- Problem requirements: Skip the pictures. Quote every line below, exactly, from the one with "Give me the" through the final line.
— START —
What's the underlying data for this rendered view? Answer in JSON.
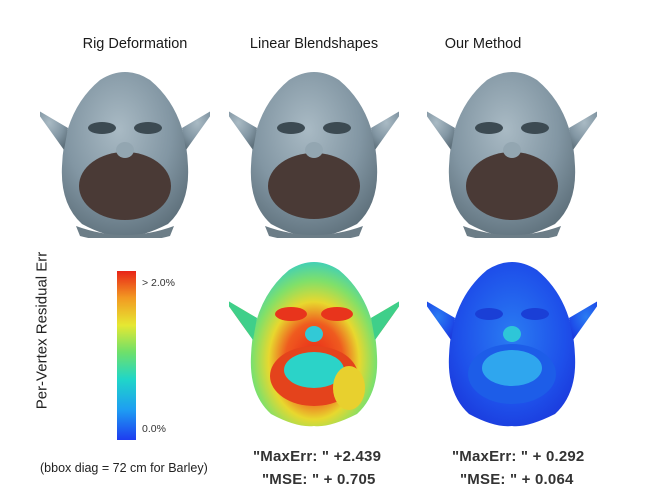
{
  "columns": {
    "rig": "Rig Deformation",
    "linear": "Linear Blendshapes",
    "ours": "Our Method"
  },
  "colorbar": {
    "axis_label": "Per-Vertex Residual Err",
    "max_label": "> 2.0%",
    "min_label": "0.0%"
  },
  "footnote": "(bbox diag = 72 cm for Barley)",
  "metrics": {
    "linear_maxerr": "\"MaxErr: \" +2.439",
    "linear_mse": "\"MSE: \" + 0.705",
    "ours_maxerr": "\"MaxErr: \" + 0.292",
    "ours_mse": "\"MSE: \" + 0.064"
  },
  "colors": {
    "gray_skin": "#8296a3",
    "mouth": "#4a3a36",
    "err_high": "#e82418",
    "err_low": "#1e3cf0"
  }
}
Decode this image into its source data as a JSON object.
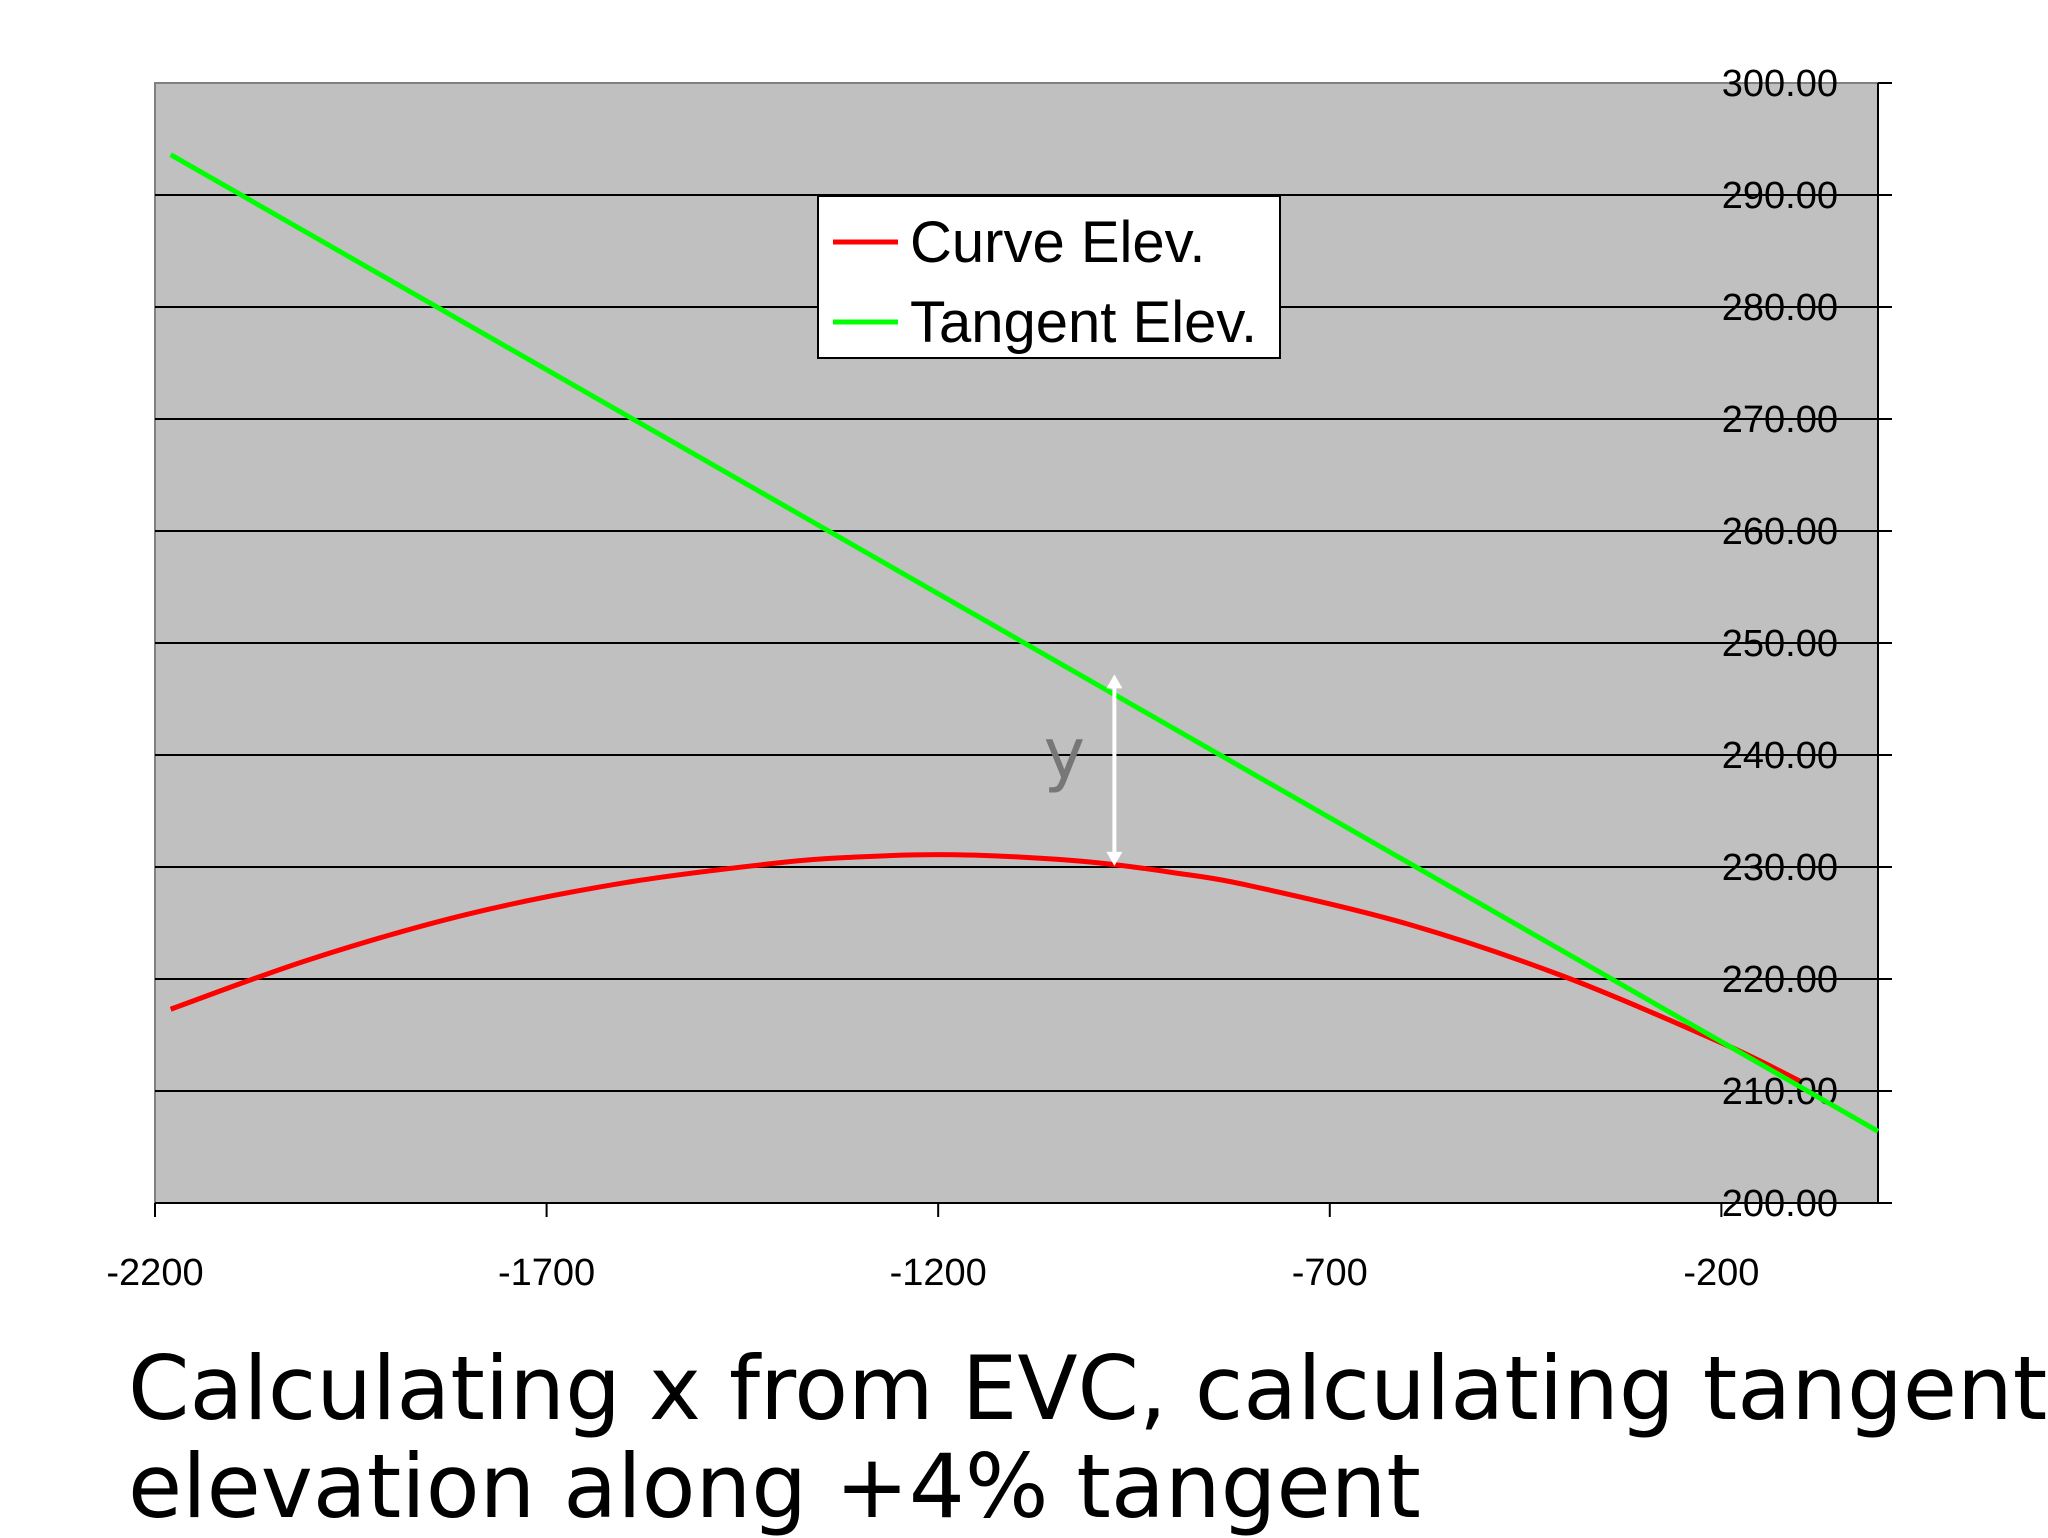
{
  "chart_data": {
    "type": "line",
    "x_ticks": [
      "-2200",
      "-1700",
      "-1200",
      "-700",
      "-200"
    ],
    "y_ticks": [
      "200.00",
      "210.00",
      "220.00",
      "230.00",
      "240.00",
      "250.00",
      "260.00",
      "270.00",
      "280.00",
      "290.00",
      "300.00"
    ],
    "xlim": [
      -2200,
      0
    ],
    "ylim": [
      200,
      300
    ],
    "y_axis_side": "right",
    "grid": "horizontal",
    "legend_position": "top-center",
    "background_color": "#c0c0c0",
    "series": [
      {
        "name": "Curve Elev.",
        "color": "#ff0000",
        "x": [
          -2180,
          -2000,
          -1800,
          -1600,
          -1400,
          -1300,
          -1200,
          -1100,
          -1000,
          -900,
          -800,
          -600,
          -400,
          -200,
          -100
        ],
        "y": [
          217.3,
          221.8,
          225.8,
          228.6,
          230.4,
          230.9,
          231.1,
          230.9,
          230.4,
          229.5,
          228.3,
          224.9,
          220.2,
          214.3,
          210.9
        ]
      },
      {
        "name": "Tangent Elev.",
        "color": "#00ff00",
        "x": [
          -2180,
          0
        ],
        "y": [
          293.6,
          206.4
        ]
      }
    ],
    "annotations": [
      {
        "text": "y",
        "type": "double-arrow",
        "x": -975,
        "y_from": 230.1,
        "y_to": 247.2,
        "color": "#ffffff"
      }
    ]
  },
  "caption": {
    "line1": "Calculating x from EVC, calculating tangent",
    "line2": "elevation along +4% tangent"
  }
}
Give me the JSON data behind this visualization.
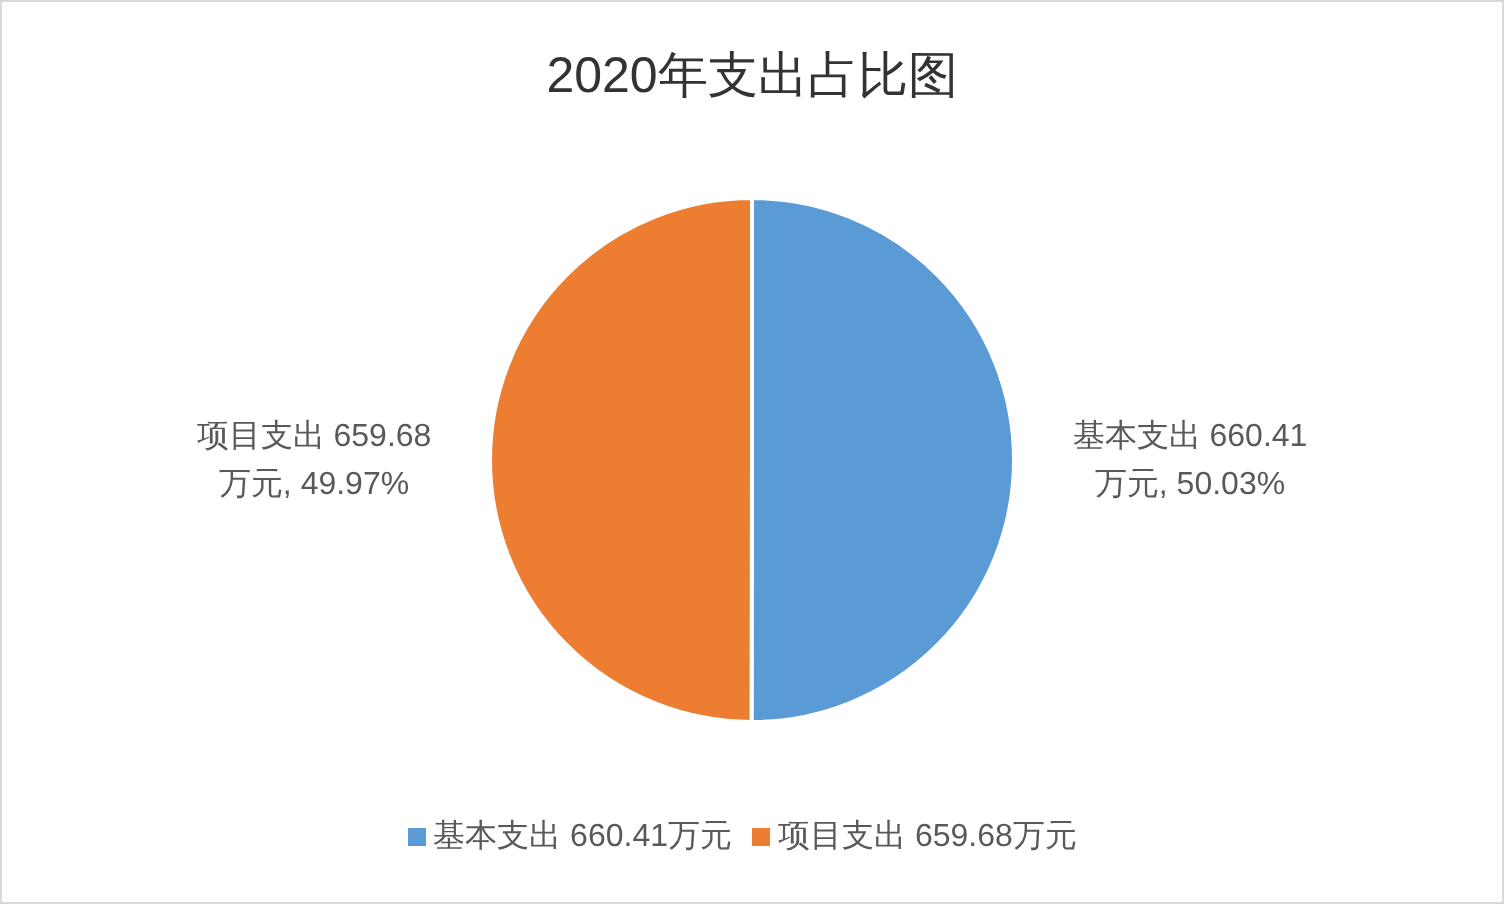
{
  "chart_data": {
    "type": "pie",
    "title": "2020年支出占比图",
    "categories": [
      "基本支出 660.41万元",
      "项目支出 659.68万元"
    ],
    "values": [
      660.41,
      659.68
    ],
    "colors": [
      "#5b9bd5",
      "#ed7d31"
    ],
    "value_labels": [
      "基本支出 660.41\n万元, 50.03%",
      "项目支出 659.68\n万元, 49.97%"
    ],
    "legend": "bottom"
  }
}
— END —
- Solved problem:
Give me the JSON data behind this visualization.
{
  "chart_data": {
    "type": "pie",
    "title": "2020年支出占比图",
    "categories": [
      "基本支出 660.41万元",
      "项目支出 659.68万元"
    ],
    "values": [
      660.41,
      659.68
    ],
    "colors": [
      "#5b9bd5",
      "#ed7d31"
    ],
    "value_labels": [
      "基本支出 660.41\n万元, 50.03%",
      "项目支出 659.68\n万元, 49.97%"
    ],
    "legend": "bottom"
  }
}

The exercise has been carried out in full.